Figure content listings
########################################

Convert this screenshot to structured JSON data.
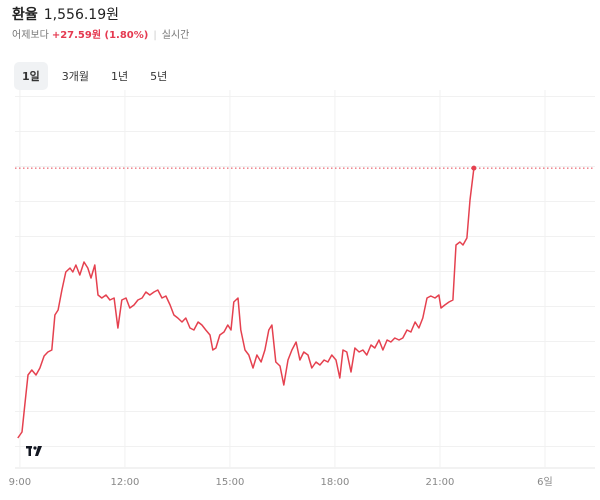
{
  "header": {
    "title": "환율",
    "price": "1,556.19원",
    "compare_label": "어제보다",
    "change": "+27.59원 (1.80%)",
    "realtime": "실시간"
  },
  "tabs": [
    "1일",
    "3개월",
    "1년",
    "5년"
  ],
  "chart_data": {
    "type": "line",
    "color": "#e5414f",
    "grid": true,
    "xlim": [
      8.86,
      25.43
    ],
    "ylim": [
      1528,
      1564
    ],
    "xticks": [
      {
        "value": 9,
        "label": "9:00"
      },
      {
        "value": 12,
        "label": "12:00"
      },
      {
        "value": 15,
        "label": "15:00"
      },
      {
        "value": 18,
        "label": "18:00"
      },
      {
        "value": 21,
        "label": "21:00"
      },
      {
        "value": 24,
        "label": "6일"
      }
    ],
    "x": [
      8.94,
      9.06,
      9.14,
      9.23,
      9.34,
      9.46,
      9.57,
      9.69,
      9.8,
      9.91,
      10.0,
      10.09,
      10.2,
      10.31,
      10.43,
      10.51,
      10.6,
      10.71,
      10.83,
      10.94,
      11.03,
      11.14,
      11.23,
      11.34,
      11.46,
      11.57,
      11.69,
      11.8,
      11.91,
      12.03,
      12.14,
      12.26,
      12.37,
      12.49,
      12.6,
      12.71,
      12.83,
      12.94,
      13.06,
      13.17,
      13.29,
      13.4,
      13.51,
      13.63,
      13.74,
      13.86,
      13.97,
      14.09,
      14.2,
      14.31,
      14.43,
      14.51,
      14.6,
      14.71,
      14.83,
      14.94,
      15.03,
      15.11,
      15.23,
      15.31,
      15.43,
      15.54,
      15.66,
      15.77,
      15.89,
      16.0,
      16.11,
      16.2,
      16.31,
      16.43,
      16.54,
      16.66,
      16.77,
      16.89,
      17.0,
      17.11,
      17.23,
      17.34,
      17.46,
      17.57,
      17.69,
      17.8,
      17.91,
      18.03,
      18.14,
      18.23,
      18.34,
      18.46,
      18.57,
      18.69,
      18.8,
      18.91,
      19.03,
      19.14,
      19.26,
      19.37,
      19.49,
      19.6,
      19.71,
      19.83,
      19.94,
      20.06,
      20.17,
      20.29,
      20.4,
      20.51,
      20.63,
      20.74,
      20.86,
      20.97,
      21.03,
      21.14,
      21.26,
      21.37,
      21.46,
      21.57,
      21.66,
      21.77,
      21.86,
      21.97
    ],
    "values": [
      1529.2,
      1529.8,
      1532.5,
      1535.5,
      1536.0,
      1535.5,
      1536.2,
      1537.4,
      1537.8,
      1538.0,
      1541.5,
      1542.0,
      1544.0,
      1545.8,
      1546.2,
      1545.8,
      1546.5,
      1545.5,
      1546.8,
      1546.2,
      1545.2,
      1546.5,
      1543.5,
      1543.2,
      1543.5,
      1543.0,
      1543.2,
      1540.2,
      1543.0,
      1543.2,
      1542.2,
      1542.5,
      1543.0,
      1543.2,
      1543.8,
      1543.5,
      1543.8,
      1544.0,
      1543.2,
      1543.4,
      1542.5,
      1541.5,
      1541.2,
      1540.8,
      1541.2,
      1540.2,
      1540.0,
      1540.8,
      1540.5,
      1540.0,
      1539.5,
      1538.0,
      1538.2,
      1539.5,
      1539.8,
      1540.5,
      1540.0,
      1542.8,
      1543.2,
      1540.0,
      1538.0,
      1537.5,
      1536.2,
      1537.5,
      1536.8,
      1538.0,
      1540.0,
      1540.5,
      1536.8,
      1536.4,
      1534.5,
      1537.0,
      1538.0,
      1538.8,
      1537.0,
      1537.8,
      1537.5,
      1536.2,
      1536.8,
      1536.5,
      1537.0,
      1536.8,
      1537.5,
      1537.0,
      1535.2,
      1538.0,
      1537.8,
      1535.8,
      1538.2,
      1537.8,
      1538.0,
      1537.5,
      1538.5,
      1538.2,
      1539.0,
      1538.0,
      1539.0,
      1538.8,
      1539.2,
      1539.0,
      1539.2,
      1540.0,
      1539.8,
      1540.8,
      1540.2,
      1541.2,
      1543.2,
      1543.4,
      1543.2,
      1543.5,
      1542.2,
      1542.5,
      1542.8,
      1543.0,
      1548.5,
      1548.8,
      1548.5,
      1549.2,
      1553.0,
      1556.19
    ]
  }
}
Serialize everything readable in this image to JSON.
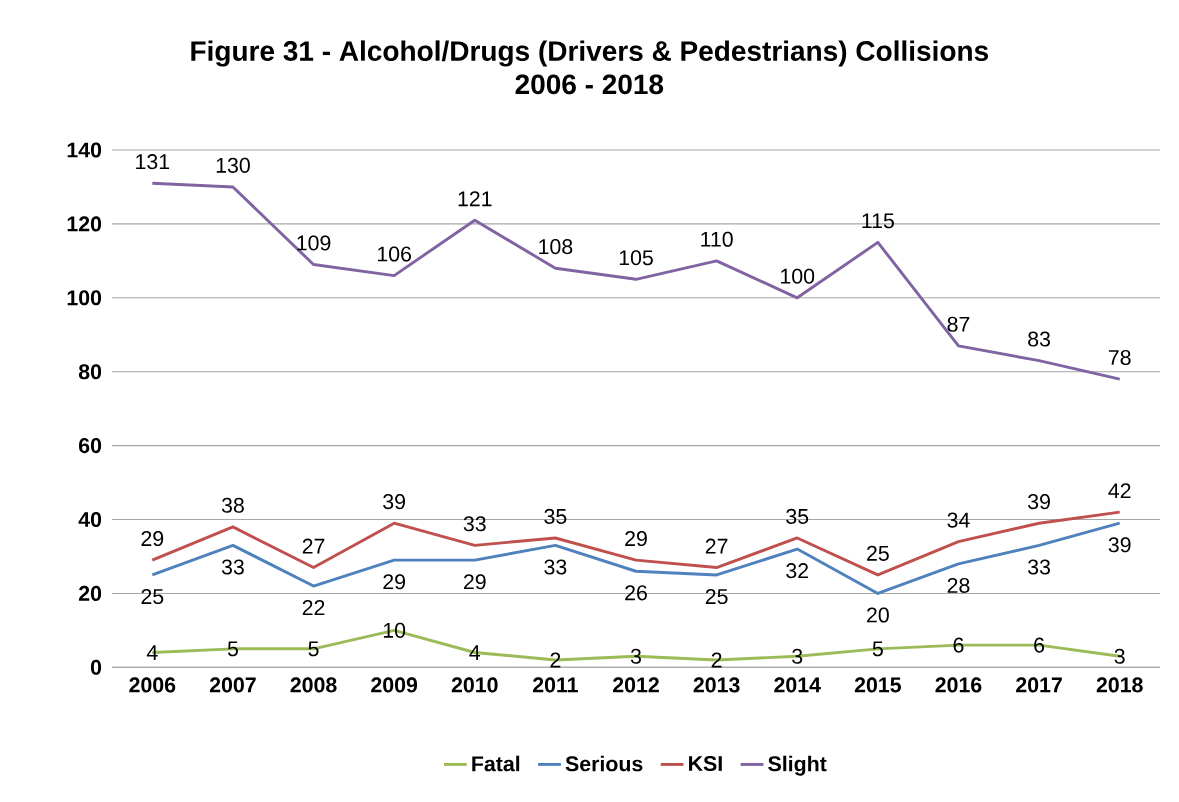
{
  "chart_data": {
    "type": "line",
    "title": "Figure 31 - Alcohol/Drugs (Drivers & Pedestrians) Collisions",
    "subtitle": "2006 - 2018",
    "categories": [
      "2006",
      "2007",
      "2008",
      "2009",
      "2010",
      "2011",
      "2012",
      "2013",
      "2014",
      "2015",
      "2016",
      "2017",
      "2018"
    ],
    "series": [
      {
        "name": "Fatal",
        "color": "#9bbb59",
        "values": [
          4,
          5,
          5,
          10,
          4,
          2,
          3,
          2,
          3,
          5,
          6,
          6,
          3
        ]
      },
      {
        "name": "Serious",
        "color": "#4f81bd",
        "values": [
          25,
          33,
          22,
          29,
          29,
          33,
          26,
          25,
          32,
          20,
          28,
          33,
          39
        ]
      },
      {
        "name": "KSI",
        "color": "#c0504d",
        "values": [
          29,
          38,
          27,
          39,
          33,
          35,
          29,
          27,
          35,
          25,
          34,
          39,
          42
        ]
      },
      {
        "name": "Slight",
        "color": "#8064a2",
        "values": [
          131,
          130,
          109,
          106,
          121,
          108,
          105,
          110,
          100,
          115,
          87,
          83,
          78
        ]
      }
    ],
    "ylim": [
      0,
      140
    ],
    "yticks": [
      0,
      20,
      40,
      60,
      80,
      100,
      120,
      140
    ],
    "grid": "y",
    "legend": "bottom",
    "data_labels": true,
    "marker": "none",
    "line_style": "solid"
  }
}
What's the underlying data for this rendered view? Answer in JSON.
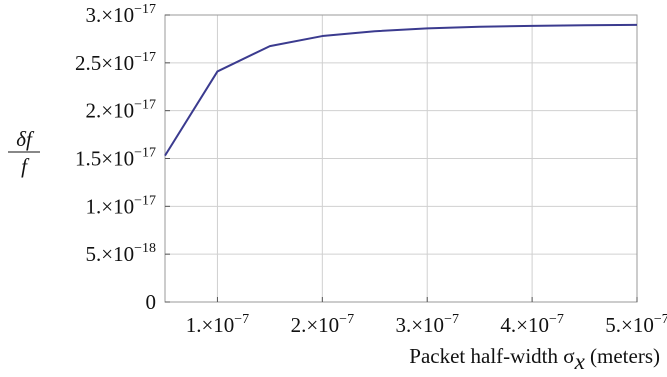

########################################

- What the exercise asks
Without the pictures, print the whole listing exactly as given.

- The solution
Convert this screenshot to structured JSON data.
{
  "header": {
    "title": "환율",
    "price": "1,556.19원",
    "compare_label": "어제보다",
    "change": "+27.59원 (1.80%)",
    "realtime": "실시간"
  },
  "tabs": [
    "1일",
    "3개월",
    "1년",
    "5년"
  ],
  "chart_data": {
    "type": "line",
    "color": "#e5414f",
    "grid": true,
    "xlim": [
      8.86,
      25.43
    ],
    "ylim": [
      1528,
      1564
    ],
    "xticks": [
      {
        "value": 9,
        "label": "9:00"
      },
      {
        "value": 12,
        "label": "12:00"
      },
      {
        "value": 15,
        "label": "15:00"
      },
      {
        "value": 18,
        "label": "18:00"
      },
      {
        "value": 21,
        "label": "21:00"
      },
      {
        "value": 24,
        "label": "6일"
      }
    ],
    "x": [
      8.94,
      9.06,
      9.14,
      9.23,
      9.34,
      9.46,
      9.57,
      9.69,
      9.8,
      9.91,
      10.0,
      10.09,
      10.2,
      10.31,
      10.43,
      10.51,
      10.6,
      10.71,
      10.83,
      10.94,
      11.03,
      11.14,
      11.23,
      11.34,
      11.46,
      11.57,
      11.69,
      11.8,
      11.91,
      12.03,
      12.14,
      12.26,
      12.37,
      12.49,
      12.6,
      12.71,
      12.83,
      12.94,
      13.06,
      13.17,
      13.29,
      13.4,
      13.51,
      13.63,
      13.74,
      13.86,
      13.97,
      14.09,
      14.2,
      14.31,
      14.43,
      14.51,
      14.6,
      14.71,
      14.83,
      14.94,
      15.03,
      15.11,
      15.23,
      15.31,
      15.43,
      15.54,
      15.66,
      15.77,
      15.89,
      16.0,
      16.11,
      16.2,
      16.31,
      16.43,
      16.54,
      16.66,
      16.77,
      16.89,
      17.0,
      17.11,
      17.23,
      17.34,
      17.46,
      17.57,
      17.69,
      17.8,
      17.91,
      18.03,
      18.14,
      18.23,
      18.34,
      18.46,
      18.57,
      18.69,
      18.8,
      18.91,
      19.03,
      19.14,
      19.26,
      19.37,
      19.49,
      19.6,
      19.71,
      19.83,
      19.94,
      20.06,
      20.17,
      20.29,
      20.4,
      20.51,
      20.63,
      20.74,
      20.86,
      20.97,
      21.03,
      21.14,
      21.26,
      21.37,
      21.46,
      21.57,
      21.66,
      21.77,
      21.86,
      21.97
    ],
    "values": [
      1529.2,
      1529.8,
      1532.5,
      1535.5,
      1536.0,
      1535.5,
      1536.2,
      1537.4,
      1537.8,
      1538.0,
      1541.5,
      1542.0,
      1544.0,
      1545.8,
      1546.2,
      1545.8,
      1546.5,
      1545.5,
      1546.8,
      1546.2,
      1545.2,
      1546.5,
      1543.5,
      1543.2,
      1543.5,
      1543.0,
      1543.2,
      1540.2,
      1543.0,
      1543.2,
      1542.2,
      1542.5,
      1543.0,
      1543.2,
      1543.8,
      1543.5,
      1543.8,
      1544.0,
      1543.2,
      1543.4,
      1542.5,
      1541.5,
      1541.2,
      1540.8,
      1541.2,
      1540.2,
      1540.0,
      1540.8,
      1540.5,
      1540.0,
      1539.5,
      1538.0,
      1538.2,
      1539.5,
      1539.8,
      1540.5,
      1540.0,
      1542.8,
      1543.2,
      1540.0,
      1538.0,
      1537.5,
      1536.2,
      1537.5,
      1536.8,
      1538.0,
      1540.0,
      1540.5,
      1536.8,
      1536.4,
      1534.5,
      1537.0,
      1538.0,
      1538.8,
      1537.0,
      1537.8,
      1537.5,
      1536.2,
      1536.8,
      1536.5,
      1537.0,
      1536.8,
      1537.5,
      1537.0,
      1535.2,
      1538.0,
      1537.8,
      1535.8,
      1538.2,
      1537.8,
      1538.0,
      1537.5,
      1538.5,
      1538.2,
      1539.0,
      1538.0,
      1539.0,
      1538.8,
      1539.2,
      1539.0,
      1539.2,
      1540.0,
      1539.8,
      1540.8,
      1540.2,
      1541.2,
      1543.2,
      1543.4,
      1543.2,
      1543.5,
      1542.2,
      1542.5,
      1542.8,
      1543.0,
      1548.5,
      1548.8,
      1548.5,
      1549.2,
      1553.0,
      1556.19
    ]
  }
}
Serialize everything readable in this image to JSON.
{
  "chart_data": {
    "type": "line",
    "title": "Figure 31 - Alcohol/Drugs (Drivers & Pedestrians) Collisions",
    "subtitle": "2006 - 2018",
    "categories": [
      "2006",
      "2007",
      "2008",
      "2009",
      "2010",
      "2011",
      "2012",
      "2013",
      "2014",
      "2015",
      "2016",
      "2017",
      "2018"
    ],
    "series": [
      {
        "name": "Fatal",
        "color": "#9bbb59",
        "values": [
          4,
          5,
          5,
          10,
          4,
          2,
          3,
          2,
          3,
          5,
          6,
          6,
          3
        ]
      },
      {
        "name": "Serious",
        "color": "#4f81bd",
        "values": [
          25,
          33,
          22,
          29,
          29,
          33,
          26,
          25,
          32,
          20,
          28,
          33,
          39
        ]
      },
      {
        "name": "KSI",
        "color": "#c0504d",
        "values": [
          29,
          38,
          27,
          39,
          33,
          35,
          29,
          27,
          35,
          25,
          34,
          39,
          42
        ]
      },
      {
        "name": "Slight",
        "color": "#8064a2",
        "values": [
          131,
          130,
          109,
          106,
          121,
          108,
          105,
          110,
          100,
          115,
          87,
          83,
          78
        ]
      }
    ],
    "ylim": [
      0,
      140
    ],
    "yticks": [
      0,
      20,
      40,
      60,
      80,
      100,
      120,
      140
    ],
    "grid": "y",
    "legend": "bottom",
    "data_labels": true,
    "marker": "none",
    "line_style": "solid"
  }
}
What's the underlying data for this rendered view? Answer in JSON.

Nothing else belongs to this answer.